* Begin Input data *

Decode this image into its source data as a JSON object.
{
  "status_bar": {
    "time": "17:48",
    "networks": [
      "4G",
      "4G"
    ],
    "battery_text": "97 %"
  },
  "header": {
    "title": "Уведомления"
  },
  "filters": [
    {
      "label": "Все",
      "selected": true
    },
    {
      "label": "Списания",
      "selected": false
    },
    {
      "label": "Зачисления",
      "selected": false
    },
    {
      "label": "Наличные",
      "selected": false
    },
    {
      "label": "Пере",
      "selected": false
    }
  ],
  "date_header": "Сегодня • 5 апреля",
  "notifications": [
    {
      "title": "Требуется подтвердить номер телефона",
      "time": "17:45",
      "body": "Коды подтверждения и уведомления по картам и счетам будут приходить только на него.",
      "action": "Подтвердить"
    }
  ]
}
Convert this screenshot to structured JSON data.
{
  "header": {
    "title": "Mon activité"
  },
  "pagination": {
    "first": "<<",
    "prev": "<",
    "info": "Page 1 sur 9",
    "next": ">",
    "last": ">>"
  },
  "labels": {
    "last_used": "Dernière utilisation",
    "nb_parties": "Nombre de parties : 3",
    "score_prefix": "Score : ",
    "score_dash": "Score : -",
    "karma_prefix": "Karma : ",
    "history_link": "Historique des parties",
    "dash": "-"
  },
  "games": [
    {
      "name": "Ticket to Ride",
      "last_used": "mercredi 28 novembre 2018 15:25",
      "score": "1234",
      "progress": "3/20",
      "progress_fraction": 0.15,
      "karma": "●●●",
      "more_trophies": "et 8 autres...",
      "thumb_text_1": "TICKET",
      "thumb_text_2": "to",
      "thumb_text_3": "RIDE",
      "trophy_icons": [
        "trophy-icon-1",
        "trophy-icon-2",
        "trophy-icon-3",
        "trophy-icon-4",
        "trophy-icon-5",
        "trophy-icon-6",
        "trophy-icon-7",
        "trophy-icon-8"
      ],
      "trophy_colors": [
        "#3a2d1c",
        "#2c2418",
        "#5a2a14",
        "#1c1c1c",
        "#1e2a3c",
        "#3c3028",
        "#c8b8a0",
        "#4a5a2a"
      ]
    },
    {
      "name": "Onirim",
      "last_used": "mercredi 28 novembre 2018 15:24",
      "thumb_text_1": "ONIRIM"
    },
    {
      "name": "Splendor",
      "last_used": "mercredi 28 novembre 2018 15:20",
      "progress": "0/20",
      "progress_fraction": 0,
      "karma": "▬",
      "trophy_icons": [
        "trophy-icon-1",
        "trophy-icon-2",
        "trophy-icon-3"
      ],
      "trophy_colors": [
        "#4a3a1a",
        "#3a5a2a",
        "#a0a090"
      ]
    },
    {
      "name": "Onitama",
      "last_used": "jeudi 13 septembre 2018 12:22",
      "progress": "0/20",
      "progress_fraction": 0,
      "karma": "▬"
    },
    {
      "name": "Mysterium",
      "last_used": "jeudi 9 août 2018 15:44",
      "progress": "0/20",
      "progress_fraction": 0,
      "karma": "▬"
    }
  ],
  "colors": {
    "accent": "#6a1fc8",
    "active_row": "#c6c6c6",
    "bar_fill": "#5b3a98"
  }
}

* End Input data *

• [Instructions to follow]
Reproduce the listing above verbatim, from first line to last.

• [Result]
Decode this image into its source data as a JSON object.
{
  "status_bar": {
    "time": "17:48",
    "networks": [
      "4G",
      "4G"
    ],
    "battery_text": "97 %"
  },
  "header": {
    "title": "Уведомления"
  },
  "filters": [
    {
      "label": "Все",
      "selected": true
    },
    {
      "label": "Списания",
      "selected": false
    },
    {
      "label": "Зачисления",
      "selected": false
    },
    {
      "label": "Наличные",
      "selected": false
    },
    {
      "label": "Пере",
      "selected": false
    }
  ],
  "date_header": "Сегодня • 5 апреля",
  "notifications": [
    {
      "title": "Требуется подтвердить номер телефона",
      "time": "17:45",
      "body": "Коды подтверждения и уведомления по картам и счетам будут приходить только на него.",
      "action": "Подтвердить"
    }
  ]
}
Convert this screenshot to structured JSON data.
{
  "header": {
    "title": "Mon activité"
  },
  "pagination": {
    "first": "<<",
    "prev": "<",
    "info": "Page 1 sur 9",
    "next": ">",
    "last": ">>"
  },
  "labels": {
    "last_used": "Dernière utilisation",
    "nb_parties": "Nombre de parties : 3",
    "score_prefix": "Score : ",
    "score_dash": "Score : -",
    "karma_prefix": "Karma : ",
    "history_link": "Historique des parties",
    "dash": "-"
  },
  "games": [
    {
      "name": "Ticket to Ride",
      "last_used": "mercredi 28 novembre 2018 15:25",
      "score": "1234",
      "progress": "3/20",
      "progress_fraction": 0.15,
      "karma": "●●●",
      "more_trophies": "et 8 autres...",
      "thumb_text_1": "TICKET",
      "thumb_text_2": "to",
      "thumb_text_3": "RIDE",
      "trophy_icons": [
        "trophy-icon-1",
        "trophy-icon-2",
        "trophy-icon-3",
        "trophy-icon-4",
        "trophy-icon-5",
        "trophy-icon-6",
        "trophy-icon-7",
        "trophy-icon-8"
      ],
      "trophy_colors": [
        "#3a2d1c",
        "#2c2418",
        "#5a2a14",
        "#1c1c1c",
        "#1e2a3c",
        "#3c3028",
        "#c8b8a0",
        "#4a5a2a"
      ]
    },
    {
      "name": "Onirim",
      "last_used": "mercredi 28 novembre 2018 15:24",
      "thumb_text_1": "ONIRIM"
    },
    {
      "name": "Splendor",
      "last_used": "mercredi 28 novembre 2018 15:20",
      "progress": "0/20",
      "progress_fraction": 0,
      "karma": "▬",
      "trophy_icons": [
        "trophy-icon-1",
        "trophy-icon-2",
        "trophy-icon-3"
      ],
      "trophy_colors": [
        "#4a3a1a",
        "#3a5a2a",
        "#a0a090"
      ]
    },
    {
      "name": "Onitama",
      "last_used": "jeudi 13 septembre 2018 12:22",
      "progress": "0/20",
      "progress_fraction": 0,
      "karma": "▬"
    },
    {
      "name": "Mysterium",
      "last_used": "jeudi 9 août 2018 15:44",
      "progress": "0/20",
      "progress_fraction": 0,
      "karma": "▬"
    }
  ],
  "colors": {
    "accent": "#6a1fc8",
    "active_row": "#c6c6c6",
    "bar_fill": "#5b3a98"
  }
}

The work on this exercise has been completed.